# The task
Can you convert all of the material below into a Markdown table with the columns "Row" and "Line," giving each non-blank line its own numbered row and leaving the picture out?

# Exercise material
------------------------------

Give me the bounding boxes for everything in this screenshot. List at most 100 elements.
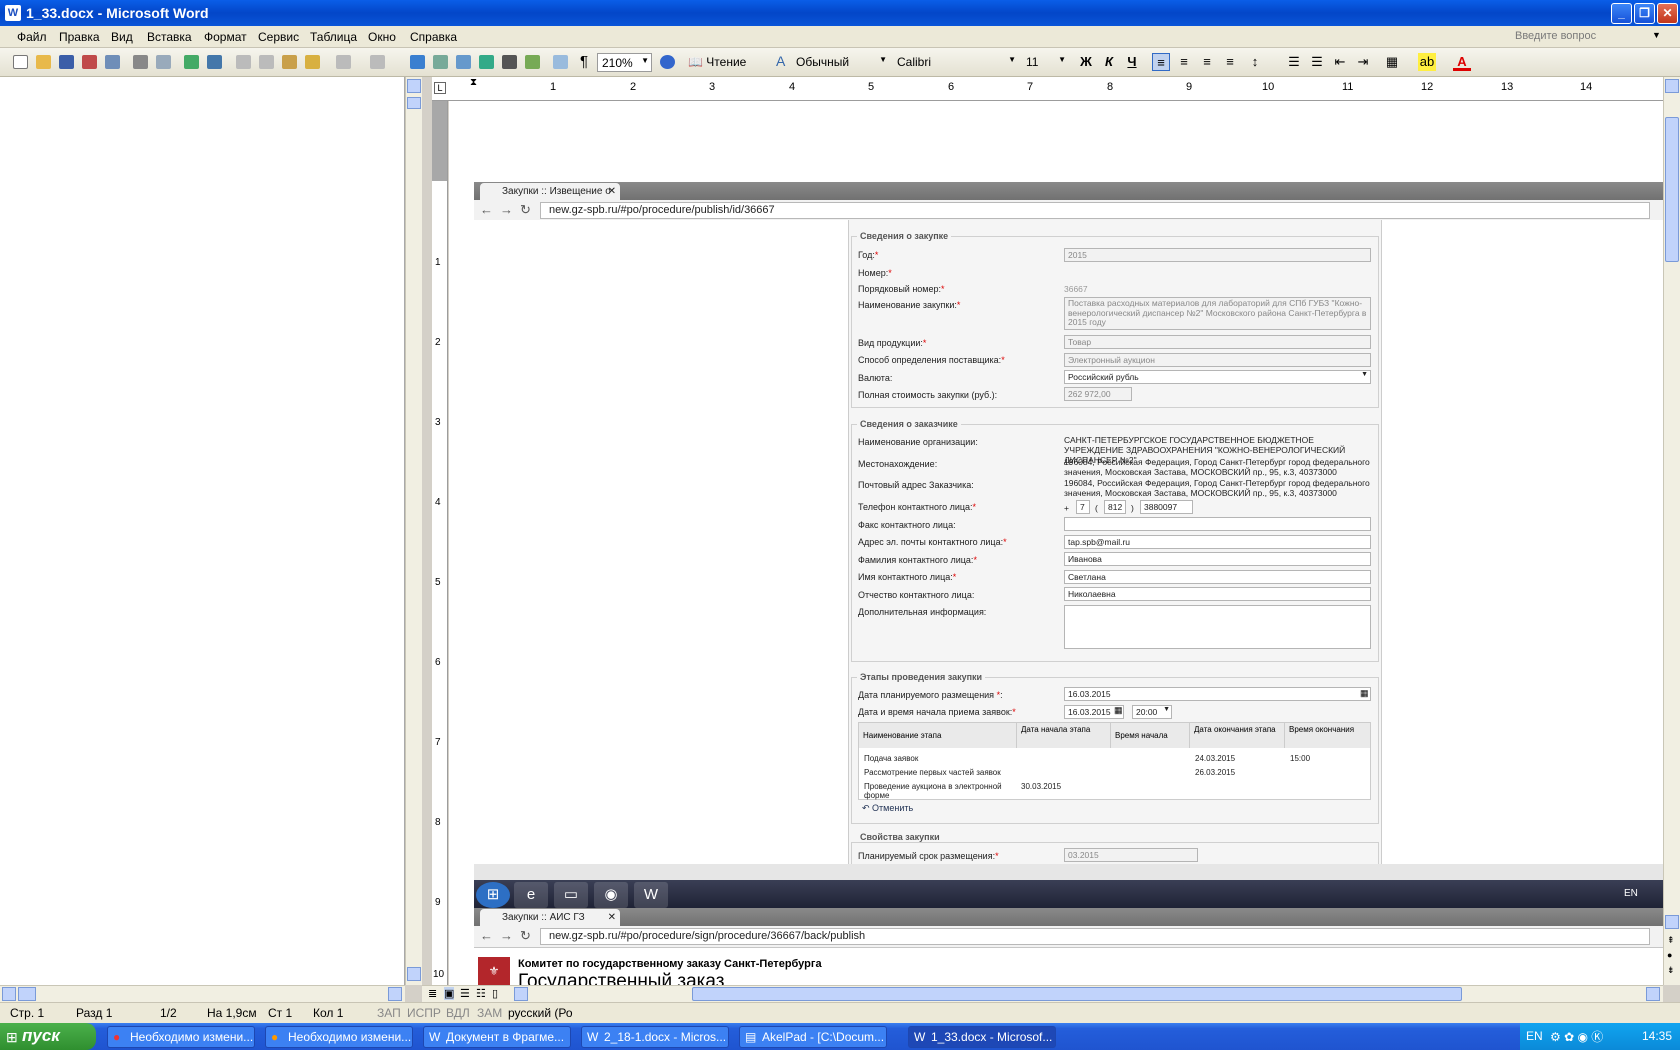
- tray-lang[interactable]: EN: [1526, 1029, 1543, 1043]
- drawing-icon[interactable]: [525, 55, 540, 69]
- scroll-right-icon[interactable]: [388, 987, 402, 1001]
- phone-code-field[interactable]: 812: [1104, 500, 1126, 514]
- scroll-up-icon[interactable]: [407, 79, 421, 93]
- hscroll-thumb[interactable]: [18, 987, 36, 1001]
- horizontal-scrollbar[interactable]: [512, 985, 1663, 1002]
- minimize-button[interactable]: _: [1611, 3, 1632, 24]
- tab-selector-icon[interactable]: L: [434, 82, 446, 94]
- outline-view-icon[interactable]: ☷: [476, 987, 486, 1000]
- product-type-field[interactable]: Товар: [1064, 335, 1371, 349]
- ie-icon[interactable]: e: [514, 882, 548, 908]
- left-scrollbar[interactable]: [405, 77, 422, 985]
- task-firefox[interactable]: ● Необходимо измени...: [265, 1026, 413, 1048]
- horizontal-ruler[interactable]: L ⧗ 1 2 3 4 5 6 7 8 9 10 11 12 13 14: [432, 77, 1663, 101]
- scroll-right-icon[interactable]: [1646, 987, 1660, 1001]
- increase-indent-icon[interactable]: ⇥: [1354, 53, 1372, 71]
- cut-icon[interactable]: [236, 55, 251, 69]
- highlight-icon[interactable]: ab: [1418, 53, 1436, 71]
- cancel-link[interactable]: ↶ Отменить: [862, 803, 913, 814]
- browse-object-icon[interactable]: ●: [1667, 950, 1672, 960]
- borders-icon[interactable]: ▦: [1383, 53, 1401, 71]
- menu-tools[interactable]: Сервис: [258, 30, 299, 44]
- font-size-combo[interactable]: 11 ▼: [1022, 53, 1068, 72]
- scroll-thumb[interactable]: [1665, 117, 1679, 262]
- close-button[interactable]: ✕: [1657, 3, 1678, 24]
- help-question-box[interactable]: Введите вопрос: [1515, 30, 1596, 42]
- insert-table-icon[interactable]: [456, 55, 471, 69]
- left-hscrollbar[interactable]: [0, 985, 405, 1002]
- font-combo[interactable]: Calibri ▼: [893, 53, 1018, 72]
- align-center-icon[interactable]: ≡: [1175, 53, 1193, 71]
- status-rec[interactable]: ЗАП: [377, 1006, 401, 1020]
- pilcrow-icon[interactable]: ¶: [580, 53, 588, 70]
- additional-info-field[interactable]: [1064, 605, 1371, 649]
- currency-select[interactable]: Российский рубль ▼: [1064, 370, 1371, 384]
- document-map-pane[interactable]: [0, 77, 405, 985]
- menu-insert[interactable]: Вставка: [147, 30, 192, 44]
- scroll-down-icon[interactable]: [1665, 915, 1679, 929]
- bold-button[interactable]: Ж: [1077, 53, 1095, 71]
- scroll-up-icon[interactable]: [1665, 79, 1679, 93]
- open-folder-icon[interactable]: [36, 55, 51, 69]
- spelling-icon[interactable]: [184, 55, 199, 69]
- menu-file[interactable]: Файл: [17, 30, 47, 44]
- columns-icon[interactable]: [502, 55, 517, 69]
- justify-icon[interactable]: ≡: [1221, 53, 1239, 71]
- email-icon[interactable]: [105, 55, 120, 69]
- start-time-select[interactable]: 20:00 ▼: [1132, 705, 1172, 719]
- bullets-icon[interactable]: ☰: [1308, 53, 1326, 71]
- align-left-icon[interactable]: ≡: [1152, 53, 1170, 71]
- tab-close-icon[interactable]: ✕: [608, 186, 616, 197]
- save-icon[interactable]: [59, 55, 74, 69]
- year-field[interactable]: 2015: [1064, 248, 1371, 262]
- research-icon[interactable]: [207, 55, 222, 69]
- print-preview-icon[interactable]: [156, 55, 171, 69]
- print-icon[interactable]: [133, 55, 148, 69]
- forward-icon[interactable]: →: [500, 928, 513, 943]
- help-icon[interactable]: [660, 55, 675, 69]
- menu-view[interactable]: Вид: [111, 30, 133, 44]
- address-bar-2[interactable]: new.gz-spb.ru/#po/procedure/sign/procedu…: [540, 928, 1650, 945]
- hscroll-thumb[interactable]: [692, 987, 1462, 1001]
- document-map-icon[interactable]: [553, 55, 568, 69]
- reading-view-icon[interactable]: ▯: [492, 987, 498, 1000]
- copy-icon[interactable]: [259, 55, 274, 69]
- prev-page-icon[interactable]: ⇞: [1667, 935, 1675, 946]
- phone-country-field[interactable]: 7: [1076, 500, 1090, 514]
- reload-icon[interactable]: ↻: [520, 202, 531, 218]
- chevron-down-icon[interactable]: ▼: [1163, 706, 1170, 713]
- reload-icon[interactable]: ↻: [520, 928, 531, 944]
- phone-number-field[interactable]: 3880097: [1140, 500, 1193, 514]
- word-icon[interactable]: W: [634, 882, 668, 908]
- reading-mode-button[interactable]: 📖 Чтение: [688, 55, 746, 69]
- firstname-field[interactable]: Светлана: [1064, 570, 1371, 584]
- back-icon[interactable]: ←: [480, 202, 493, 217]
- permission-icon[interactable]: [82, 55, 97, 69]
- task-opera[interactable]: ● Необходимо измени...: [107, 1026, 255, 1048]
- maximize-button[interactable]: ❐: [1634, 3, 1655, 24]
- task-fragment[interactable]: W Документ в Фрагме...: [423, 1026, 571, 1048]
- insert-excel-icon[interactable]: [479, 55, 494, 69]
- chevron-down-icon[interactable]: ▼: [1361, 371, 1368, 378]
- patronymic-field[interactable]: Николаевна: [1064, 587, 1371, 601]
- email-field[interactable]: tap.spb@mail.ru: [1064, 535, 1371, 549]
- styles-pane-icon[interactable]: A: [776, 53, 785, 69]
- menu-table[interactable]: Таблица: [310, 30, 357, 44]
- status-ovr[interactable]: ЗАМ: [477, 1006, 502, 1020]
- next-page-icon[interactable]: ⇟: [1667, 965, 1675, 976]
- task-doc-1-33[interactable]: W 1_33.docx - Microsof...: [908, 1026, 1056, 1048]
- scroll-down-icon[interactable]: [407, 967, 421, 981]
- style-combo[interactable]: Обычный ▼: [792, 53, 889, 72]
- tables-borders-icon[interactable]: [433, 55, 448, 69]
- total-cost-field[interactable]: 262 972,00: [1064, 387, 1132, 401]
- menu-help[interactable]: Справка: [410, 30, 457, 44]
- normal-view-icon[interactable]: ≣: [428, 987, 437, 1000]
- italic-button[interactable]: К: [1100, 53, 1118, 71]
- status-ext[interactable]: ВДЛ: [446, 1006, 470, 1020]
- menu-window[interactable]: Окно: [368, 30, 396, 44]
- fax-field[interactable]: [1064, 517, 1371, 531]
- vertical-scrollbar[interactable]: ⇞ ● ⇟: [1663, 77, 1680, 985]
- vertical-ruler[interactable]: 1 2 3 4 5 6 7 8 9 10: [432, 77, 448, 985]
- paste-icon[interactable]: [282, 55, 297, 69]
- font-color-icon[interactable]: A: [1453, 53, 1471, 71]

------------------------------

# Answer to this task
| Row | Line |
|---|---|
| 1 | Give me the bounding boxes for everything in this screenshot. List at most 100 elements. |
| 2 | - tray-lang[interactable]: EN: [1526, 1029, 1543, 1043] |
| 3 | - drawing-icon[interactable]: [525, 55, 540, 69] |
| 4 | - scroll-right-icon[interactable]: [388, 987, 402, 1001] |
| 5 | - phone-code-field[interactable]: 812: [1104, 500, 1126, 514] |
| 6 | - scroll-up-icon[interactable]: [407, 79, 421, 93] |
| 7 | - hscroll-thumb[interactable]: [18, 987, 36, 1001] |
| 8 | - horizontal-scrollbar[interactable]: [512, 985, 1663, 1002] |
| 9 | - minimize-button[interactable]: _: [1611, 3, 1632, 24] |
| 10 | - tab-selector-icon[interactable]: L: [434, 82, 446, 94] |
| 11 | - outline-view-icon[interactable]: ☷: [476, 987, 486, 1000] |
| 12 | - product-type-field[interactable]: Товар: [1064, 335, 1371, 349] |
| 13 | - ie-icon[interactable]: e: [514, 882, 548, 908] |
| 14 | - left-scrollbar[interactable]: [405, 77, 422, 985] |
| 15 | - task-firefox[interactable]: ● Необходимо измени...: [265, 1026, 413, 1048] |
| 16 | - horizontal-ruler[interactable]: L ⧗ 1 2 3 4 5 6 7 8 9 10 11 12 13 14: [432, 77, 1663, 101] |
| 17 | - scroll-right-icon[interactable]: [1646, 987, 1660, 1001] |
| 18 | - increase-indent-icon[interactable]: ⇥: [1354, 53, 1372, 71] |
| 19 | - cut-icon[interactable]: [236, 55, 251, 69] |
| 20 | - highlight-icon[interactable]: ab: [1418, 53, 1436, 71] |
| 21 | - cancel-link[interactable]: ↶ Отменить: [862, 803, 913, 814] |
| 22 | - browse-object-icon[interactable]: ●: [1667, 950, 1672, 960] |
| 23 | - borders-icon[interactable]: ▦: [1383, 53, 1401, 71] |
| 24 | - menu-tools[interactable]: Сервис: [258, 30, 299, 44] |
| 25 | - font-size-combo[interactable]: 11 ▼: [1022, 53, 1068, 72] |
| 26 | - scroll-thumb[interactable]: [1665, 117, 1679, 262] |
| 27 | - close-button[interactable]: ✕: [1657, 3, 1678, 24] |
| 28 | - help-question-box[interactable]: Введите вопрос: [1515, 30, 1596, 42] |
| 29 | - insert-table-icon[interactable]: [456, 55, 471, 69] |
| 30 | - left-hscrollbar[interactable]: [0, 985, 405, 1002] |
| 31 | - font-combo[interactable]: Calibri ▼: [893, 53, 1018, 72] |
| 32 | - align-center-icon[interactable]: ≡: [1175, 53, 1193, 71] |
| 33 | - status-rec[interactable]: ЗАП: [377, 1006, 401, 1020] |
| 34 | - pilcrow-icon[interactable]: ¶: [580, 53, 588, 70] |
| 35 | - additional-info-field[interactable]: [1064, 605, 1371, 649] |
| 36 | - currency-select[interactable]: Российский рубль ▼: [1064, 370, 1371, 384] |
| 37 | - document-map-pane[interactable]: [0, 77, 405, 985] |
| 38 | - menu-insert[interactable]: Вставка: [147, 30, 192, 44] |
| 39 | - scroll-down-icon[interactable]: [1665, 915, 1679, 929] |
| 40 | - bold-button[interactable]: Ж: [1077, 53, 1095, 71] |
| 41 | - scroll-up-icon[interactable]: [1665, 79, 1679, 93] |
| 42 | - open-folder-icon[interactable]: [36, 55, 51, 69] |
| 43 | - spelling-icon[interactable]: [184, 55, 199, 69] |
| 44 | - menu-file[interactable]: Файл: [17, 30, 47, 44] |
| 45 | - columns-icon[interactable]: [502, 55, 517, 69] |
| 46 | - justify-icon[interactable]: ≡: [1221, 53, 1239, 71] |
| 47 | - email-icon[interactable]: [105, 55, 120, 69] |
| 48 | - start-time-select[interactable]: 20:00 ▼: [1132, 705, 1172, 719] |
| 49 | - bullets-icon[interactable]: ☰: [1308, 53, 1326, 71] |
| 50 | - align-left-icon[interactable]: ≡: [1152, 53, 1170, 71] |
| 51 | - tab-close-icon[interactable]: ✕: [608, 186, 616, 197] |
| 52 | - save-icon[interactable]: [59, 55, 74, 69] |
| 53 | - year-field[interactable]: 2015: [1064, 248, 1371, 262] |
| 54 | - research-icon[interactable]: [207, 55, 222, 69] |
| 55 | - print-preview-icon[interactable]: [156, 55, 171, 69] |
| 56 | - print-icon[interactable]: [133, 55, 148, 69] |
| 57 | - forward-icon[interactable]: →: [500, 928, 513, 943] |
| 58 | - help-icon[interactable]: [660, 55, 675, 69] |
| 59 | - menu-view[interactable]: Вид: [111, 30, 133, 44] |
| 60 | - address-bar-2[interactable]: new.gz-spb.ru/#po/procedure/sign/procedu…: [540, 928, 1650, 945] |
| 61 | - hscroll-thumb[interactable]: [692, 987, 1462, 1001] |
| 62 | - document-map-icon[interactable]: [553, 55, 568, 69] |
| 63 | - reading-view-icon[interactable]: ▯: [492, 987, 498, 1000] |
| 64 | - copy-icon[interactable]: [259, 55, 274, 69] |
| 65 | - prev-page-icon[interactable]: ⇞: [1667, 935, 1675, 946] |
| 66 | - phone-country-field[interactable]: 7: [1076, 500, 1090, 514] |
| 67 | - reload-icon[interactable]: ↻: [520, 202, 531, 218] |
| 68 | - chevron-down-icon[interactable]: ▼: [1163, 706, 1170, 713] |
| 69 | - reload-icon[interactable]: ↻: [520, 928, 531, 944] |
| 70 | - phone-number-field[interactable]: 3880097: [1140, 500, 1193, 514] |
| 71 | - word-icon[interactable]: W: [634, 882, 668, 908] |
| 72 | - reading-mode-button[interactable]: 📖 Чтение: [688, 55, 746, 69] |
| 73 | - firstname-field[interactable]: Светлана: [1064, 570, 1371, 584] |
| 74 | - back-icon[interactable]: ←: [480, 202, 493, 217] |
| 75 | - permission-icon[interactable]: [82, 55, 97, 69] |
| 76 | - task-opera[interactable]: ● Необходимо измени...: [107, 1026, 255, 1048] |
| 77 | - maximize-button[interactable]: ❐: [1634, 3, 1655, 24] |
| 78 | - task-fragment[interactable]: W Документ в Фрагме...: [423, 1026, 571, 1048] |
| 79 | - insert-excel-icon[interactable]: [479, 55, 494, 69] |
| 80 | - chevron-down-icon[interactable]: ▼: [1361, 371, 1368, 378] |
| 81 | - patronymic-field[interactable]: Николаевна: [1064, 587, 1371, 601] |
| 82 | - email-field[interactable]: tap.spb@mail.ru: [1064, 535, 1371, 549] |
| 83 | - styles-pane-icon[interactable]: A: [776, 53, 785, 69] |
| 84 | - menu-table[interactable]: Таблица: [310, 30, 357, 44] |
| 85 | - status-ovr[interactable]: ЗАМ: [477, 1006, 502, 1020] |
| 86 | - next-page-icon[interactable]: ⇟: [1667, 965, 1675, 976] |
| 87 | - task-doc-1-33[interactable]: W 1_33.docx - Microsof...: [908, 1026, 1056, 1048] |
| 88 | - scroll-down-icon[interactable]: [407, 967, 421, 981] |
| 89 | - style-combo[interactable]: Обычный ▼: [792, 53, 889, 72] |
| 90 | - tables-borders-icon[interactable]: [433, 55, 448, 69] |
| 91 | - total-cost-field[interactable]: 262 972,00: [1064, 387, 1132, 401] |
| 92 | - menu-help[interactable]: Справка: [410, 30, 457, 44] |
| 93 | - normal-view-icon[interactable]: ≣: [428, 987, 437, 1000] |
| 94 | - italic-button[interactable]: К: [1100, 53, 1118, 71] |
| 95 | - status-ext[interactable]: ВДЛ: [446, 1006, 470, 1020] |
| 96 | - menu-window[interactable]: Окно: [368, 30, 396, 44] |
| 97 | - fax-field[interactable]: [1064, 517, 1371, 531] |
| 98 | - vertical-scrollbar[interactable]: ⇞ ● ⇟: [1663, 77, 1680, 985] |
| 99 | - vertical-ruler[interactable]: 1 2 3 4 5 6 7 8 9 10: [432, 77, 448, 985] |
| 100 | - paste-icon[interactable]: [282, 55, 297, 69] |
| 101 | - font-color-icon[interactable]: A: [1453, 53, 1471, 71] |